▶ [What is needed] Rewrite the lines of every item below as one numbered list, skipping blank lines and leaving out the pictures.

Source items:
----

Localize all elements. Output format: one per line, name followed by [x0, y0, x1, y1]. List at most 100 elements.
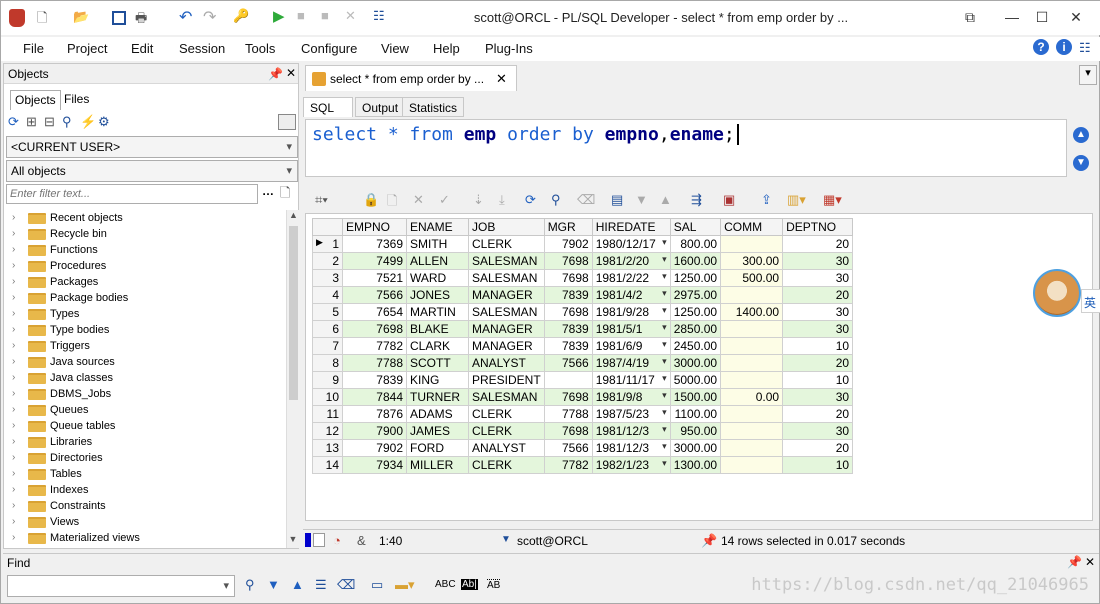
- table-row[interactable]: 6 7698 BLAKE MANAGER 7839 ▾ 1981/5/1 2850.00 30: [312, 320, 854, 338]
- table-cell[interactable]: [720, 371, 784, 389]
- whole-word-option[interactable]: Ab|: [461, 579, 478, 590]
- table-cell[interactable]: 7566: [543, 354, 593, 372]
- table-cell[interactable]: 7902: [543, 235, 593, 253]
- date-dropdown-icon[interactable]: ▾: [662, 458, 667, 469]
- table-cell[interactable]: 30: [782, 320, 854, 338]
- expand-icon[interactable]: ›: [12, 402, 22, 418]
- table-cell[interactable]: 7698: [543, 422, 593, 440]
- find-prev-icon[interactable]: ▲: [291, 577, 304, 592]
- menu-project[interactable]: Project: [67, 41, 107, 56]
- table-cell[interactable]: 950.00: [669, 422, 722, 440]
- tree-item[interactable]: › Constraints: [8, 498, 286, 514]
- table-cell[interactable]: ▾ 1987/4/19: [591, 354, 671, 372]
- table-cell[interactable]: 7902: [342, 439, 407, 457]
- tree-item[interactable]: › Package bodies: [8, 290, 286, 306]
- table-cell[interactable]: 7654: [342, 303, 407, 321]
- table-cell[interactable]: ▾ 1981/9/28: [591, 303, 671, 321]
- table-cell[interactable]: 10: [782, 337, 854, 355]
- export-icon[interactable]: ⇪: [761, 192, 772, 208]
- table-cell[interactable]: ▾ 1987/5/23: [591, 405, 671, 423]
- pin-icon[interactable]: 📌: [1067, 555, 1082, 569]
- table-row[interactable]: 14 7934 MILLER CLERK 7782 ▾ 1982/1/23 1300.00 10: [312, 456, 854, 474]
- expand-icon[interactable]: ›: [12, 482, 22, 498]
- table-cell[interactable]: 7839: [543, 286, 593, 304]
- table-cell[interactable]: MANAGER: [468, 320, 545, 338]
- date-dropdown-icon[interactable]: ▾: [662, 271, 667, 282]
- scroll-down-circle-icon[interactable]: ▼: [1073, 155, 1089, 171]
- menu-file[interactable]: File: [23, 41, 44, 56]
- table-cell[interactable]: CLERK: [468, 405, 545, 423]
- expand-icon[interactable]: ›: [12, 466, 22, 482]
- single-record-icon[interactable]: ▤: [611, 192, 623, 208]
- minimize-icon[interactable]: —: [995, 1, 1029, 33]
- tree-item[interactable]: › Functions: [8, 242, 286, 258]
- table-export-icon[interactable]: ▦▾: [823, 192, 842, 208]
- table-cell[interactable]: 7788: [543, 405, 593, 423]
- table-row[interactable]: 12 7900 JAMES CLERK 7698 ▾ 1981/12/3 950.00 30: [312, 422, 854, 440]
- menu-tools[interactable]: Tools: [245, 41, 275, 56]
- table-row[interactable]: 13 7902 FORD ANALYST 7566 ▾ 1981/12/3 3000.00 20: [312, 439, 854, 457]
- break-icon[interactable]: ■: [297, 8, 305, 23]
- table-cell[interactable]: ▾ 1981/12/3: [591, 439, 671, 457]
- filter-input[interactable]: [6, 184, 258, 204]
- column-header[interactable]: COMM: [720, 218, 784, 236]
- table-cell[interactable]: 1300.00: [669, 456, 722, 474]
- tree-item[interactable]: › Types: [8, 306, 286, 322]
- maximize-icon[interactable]: ☐: [1025, 1, 1059, 33]
- table-cell[interactable]: ▾ 1981/11/17: [591, 371, 671, 389]
- filter-icon[interactable]: ⚡: [80, 114, 96, 130]
- expand-icon[interactable]: ›: [12, 210, 22, 226]
- expand-icon[interactable]: ›: [12, 242, 22, 258]
- tab-list-dropdown[interactable]: ▾: [1079, 65, 1097, 85]
- table-cell[interactable]: 1250.00: [669, 269, 722, 287]
- next-page-icon[interactable]: ▼: [635, 192, 648, 207]
- table-cell[interactable]: 1250.00: [669, 303, 722, 321]
- expand-icon[interactable]: ›: [12, 354, 22, 370]
- open-folder-icon[interactable]: 📂: [73, 9, 89, 25]
- connection-name[interactable]: scott@ORCL: [517, 534, 588, 548]
- table-cell[interactable]: WARD: [406, 269, 469, 287]
- table-cell[interactable]: [720, 320, 784, 338]
- table-cell[interactable]: 7698: [543, 252, 593, 270]
- table-row[interactable]: 5 7654 MARTIN SALESMAN 7698 ▾ 1981/9/28 1250.00…: [312, 303, 854, 321]
- table-cell[interactable]: ▾ 1981/2/20: [591, 252, 671, 270]
- table-cell[interactable]: CLERK: [468, 235, 545, 253]
- table-cell[interactable]: 7839: [543, 337, 593, 355]
- table-cell[interactable]: ANALYST: [468, 354, 545, 372]
- fetch-next-icon[interactable]: ⇣: [473, 192, 484, 208]
- tree-item[interactable]: › Triggers: [8, 338, 286, 354]
- find-input[interactable]: ▾: [7, 575, 235, 597]
- date-dropdown-icon[interactable]: ▾: [662, 356, 667, 367]
- column-header[interactable]: SAL: [669, 218, 722, 236]
- list-icon[interactable]: ☰: [315, 577, 327, 593]
- column-header[interactable]: MGR: [543, 218, 593, 236]
- table-row[interactable]: 2 7499 ALLEN SALESMAN 7698 ▾ 1981/2/20 1600.00 3…: [312, 252, 854, 270]
- table-cell[interactable]: [720, 235, 784, 253]
- expand-icon[interactable]: ›: [12, 530, 22, 546]
- refresh-icon[interactable]: ⟳: [8, 114, 19, 130]
- insert-record-icon[interactable]: 🗋: [387, 192, 397, 214]
- table-cell[interactable]: ALLEN: [406, 252, 469, 270]
- expand-icon[interactable]: ›: [12, 322, 22, 338]
- table-row[interactable]: 9 7839 KING PRESIDENT ▾ 1981/11/17 5000.00 10: [312, 371, 854, 389]
- date-dropdown-icon[interactable]: ▾: [662, 373, 667, 384]
- date-dropdown-icon[interactable]: ▾: [662, 441, 667, 452]
- subtab-statistics[interactable]: Statistics: [402, 97, 465, 117]
- table-cell[interactable]: 20: [782, 439, 854, 457]
- table-cell[interactable]: 7839: [342, 371, 407, 389]
- lock-icon[interactable]: 🔒: [363, 192, 379, 208]
- expand-icon[interactable]: ›: [12, 306, 22, 322]
- tree-scrollbar[interactable]: ▲ ▼: [286, 210, 300, 548]
- table-cell[interactable]: CLARK: [406, 337, 469, 355]
- table-cell[interactable]: [543, 371, 593, 389]
- table-cell[interactable]: 30: [782, 303, 854, 321]
- avatar[interactable]: [1033, 269, 1081, 317]
- collapse-all-icon[interactable]: ⊟: [44, 114, 55, 130]
- tree-item[interactable]: › Materialized views: [8, 530, 286, 546]
- tree-item[interactable]: › Queue tables: [8, 418, 286, 434]
- date-dropdown-icon[interactable]: ▾: [662, 305, 667, 316]
- delete-record-icon[interactable]: ✕: [413, 192, 424, 208]
- refresh-query-icon[interactable]: ⟳: [525, 192, 536, 208]
- table-cell[interactable]: 30: [782, 388, 854, 406]
- table-cell[interactable]: 30: [782, 422, 854, 440]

----

▶ [Answer]
1. Localize all elements. Output format: one per line, name followed by [x0, y0, x1, y1]. List at most 100 elements.
2. - table-row[interactable]: 6 7698 BLAKE MANAGER 7839 ▾ 1981/5/1 2850.00 30: [312, 320, 854, 338]
3. - table-cell[interactable]: [720, 371, 784, 389]
4. - whole-word-option[interactable]: Ab|: [461, 579, 478, 590]
5. - table-cell[interactable]: 7566: [543, 354, 593, 372]
6. - table-cell[interactable]: 7902: [543, 235, 593, 253]
7. - date-dropdown-icon[interactable]: ▾: [662, 458, 667, 469]
8. - table-cell[interactable]: 30: [782, 320, 854, 338]
9. - expand-icon[interactable]: ›: [12, 402, 22, 418]
10. - table-cell[interactable]: 7698: [543, 422, 593, 440]
11. - find-prev-icon[interactable]: ▲: [291, 577, 304, 592]
12. - menu-project[interactable]: Project: [67, 41, 107, 56]
13. - table-cell[interactable]: 950.00: [669, 422, 722, 440]
14. - tree-item[interactable]: › Constraints: [8, 498, 286, 514]
15. - table-cell[interactable]: ▾ 1987/4/19: [591, 354, 671, 372]
16. - table-cell[interactable]: 7902: [342, 439, 407, 457]
17. - tree-item[interactable]: › Package bodies: [8, 290, 286, 306]
18. - table-cell[interactable]: 7654: [342, 303, 407, 321]
19. - table-cell[interactable]: ▾ 1981/9/28: [591, 303, 671, 321]
20. - table-cell[interactable]: 10: [782, 337, 854, 355]
21. - export-icon[interactable]: ⇪: [761, 192, 772, 208]
22. - table-cell[interactable]: ▾ 1987/5/23: [591, 405, 671, 423]
23. - pin-icon[interactable]: 📌: [1067, 555, 1082, 569]
24. - table-row[interactable]: 14 7934 MILLER CLERK 7782 ▾ 1982/1/23 1300.00 10: [312, 456, 854, 474]
25. - expand-icon[interactable]: ›: [12, 482, 22, 498]
26. - table-cell[interactable]: 7839: [543, 286, 593, 304]
27. - table-cell[interactable]: MANAGER: [468, 320, 545, 338]
28. - date-dropdown-icon[interactable]: ▾: [662, 271, 667, 282]
29. - scroll-down-circle-icon[interactable]: ▼: [1073, 155, 1089, 171]
30. - menu-file[interactable]: File: [23, 41, 44, 56]
31. - table-cell[interactable]: CLERK: [468, 405, 545, 423]
32. - expand-icon[interactable]: ›: [12, 466, 22, 482]
33. - single-record-icon[interactable]: ▤: [611, 192, 623, 208]
34. - minimize-icon[interactable]: —: [995, 1, 1029, 33]
35. - tree-item[interactable]: › Functions: [8, 242, 286, 258]
36. - table-export-icon[interactable]: ▦▾: [823, 192, 842, 208]
37. - table-cell[interactable]: 7788: [543, 405, 593, 423]
38. - table-row[interactable]: 12 7900 JAMES CLERK 7698 ▾ 1981/12/3 950.00 30: [312, 422, 854, 440]
39. - menu-tools[interactable]: Tools: [245, 41, 275, 56]
40. - table-row[interactable]: 13 7902 FORD ANALYST 7566 ▾ 1981/12/3 3000.00 20: [312, 439, 854, 457]
41. - break-icon[interactable]: ■: [297, 8, 305, 23]
42. - table-cell[interactable]: ▾ 1981/12/3: [591, 439, 671, 457]
43. - filter-input[interactable]: [6, 184, 258, 204]
44. - column-header[interactable]: COMM: [720, 218, 784, 236]
45. - table-cell[interactable]: 1300.00: [669, 456, 722, 474]
46. - tree-item[interactable]: › Types: [8, 306, 286, 322]
47. - maximize-icon[interactable]: ☐: [1025, 1, 1059, 33]
48. - table-cell[interactable]: ▾ 1981/11/17: [591, 371, 671, 389]
49. - filter-icon[interactable]: ⚡: [80, 114, 96, 130]
50. - expand-icon[interactable]: ›: [12, 210, 22, 226]
51. - expand-icon[interactable]: ›: [12, 242, 22, 258]
52. - tab-list-dropdown[interactable]: ▾: [1079, 65, 1097, 85]
53. - table-cell[interactable]: 1250.00: [669, 269, 722, 287]
54. - next-page-icon[interactable]: ▼: [635, 192, 648, 207]
55. - table-cell[interactable]: 1250.00: [669, 303, 722, 321]
56. - expand-icon[interactable]: ›: [12, 354, 22, 370]
57. - open-folder-icon[interactable]: 📂: [73, 9, 89, 25]
58. - connection-name[interactable]: scott@ORCL: [517, 534, 588, 548]
59. - table-cell[interactable]: WARD: [406, 269, 469, 287]
60. - table-cell[interactable]: [720, 320, 784, 338]
61. - table-cell[interactable]: 7698: [543, 252, 593, 270]
62. - table-row[interactable]: 5 7654 MARTIN SALESMAN 7698 ▾ 1981/9/28 1250.00…: [312, 303, 854, 321]
63. - table-cell[interactable]: ▾ 1981/2/20: [591, 252, 671, 270]
64. - table-cell[interactable]: CLERK: [468, 235, 545, 253]
65. - table-cell[interactable]: 7839: [543, 337, 593, 355]
66. - table-cell[interactable]: ANALYST: [468, 354, 545, 372]
67. - fetch-next-icon[interactable]: ⇣: [473, 192, 484, 208]
68. - tree-item[interactable]: › Triggers: [8, 338, 286, 354]
69. - find-input[interactable]: ▾: [7, 575, 235, 597]
70. - date-dropdown-icon[interactable]: ▾: [662, 356, 667, 367]
71. - column-header[interactable]: SAL: [669, 218, 722, 236]
72. - list-icon[interactable]: ☰: [315, 577, 327, 593]
73. - column-header[interactable]: MGR: [543, 218, 593, 236]
74. - table-row[interactable]: 2 7499 ALLEN SALESMAN 7698 ▾ 1981/2/20 1600.00 3…: [312, 252, 854, 270]
75. - table-cell[interactable]: [720, 235, 784, 253]
76. - expand-icon[interactable]: ›: [12, 530, 22, 546]
77. - refresh-icon[interactable]: ⟳: [8, 114, 19, 130]
78. - insert-record-icon[interactable]: 🗋: [387, 192, 397, 214]
79. - table-cell[interactable]: ALLEN: [406, 252, 469, 270]
80. - expand-icon[interactable]: ›: [12, 322, 22, 338]
81. - table-row[interactable]: 9 7839 KING PRESIDENT ▾ 1981/11/17 5000.00 10: [312, 371, 854, 389]
82. - date-dropdown-icon[interactable]: ▾: [662, 373, 667, 384]
83. - date-dropdown-icon[interactable]: ▾: [662, 441, 667, 452]
84. - subtab-statistics[interactable]: Statistics: [402, 97, 465, 117]
85. - table-cell[interactable]: 20: [782, 439, 854, 457]
86. - table-cell[interactable]: 7839: [342, 371, 407, 389]
87. - lock-icon[interactable]: 🔒: [363, 192, 379, 208]
88. - expand-icon[interactable]: ›: [12, 306, 22, 322]
89. - tree-scrollbar[interactable]: ▲ ▼: [286, 210, 300, 548]
90. - table-cell[interactable]: CLARK: [406, 337, 469, 355]
91. - table-cell[interactable]: [543, 371, 593, 389]
92. - table-cell[interactable]: 30: [782, 303, 854, 321]
93. - avatar[interactable]: [1033, 269, 1081, 317]
94. - collapse-all-icon[interactable]: ⊟: [44, 114, 55, 130]
95. - tree-item[interactable]: › Materialized views: [8, 530, 286, 546]
96. - tree-item[interactable]: › Queue tables: [8, 418, 286, 434]
97. - date-dropdown-icon[interactable]: ▾: [662, 305, 667, 316]
98. - delete-record-icon[interactable]: ✕: [413, 192, 424, 208]
99. - refresh-query-icon[interactable]: ⟳: [525, 192, 536, 208]
100. - table-cell[interactable]: 30: [782, 388, 854, 406]
101. - table-cell[interactable]: 30: [782, 422, 854, 440]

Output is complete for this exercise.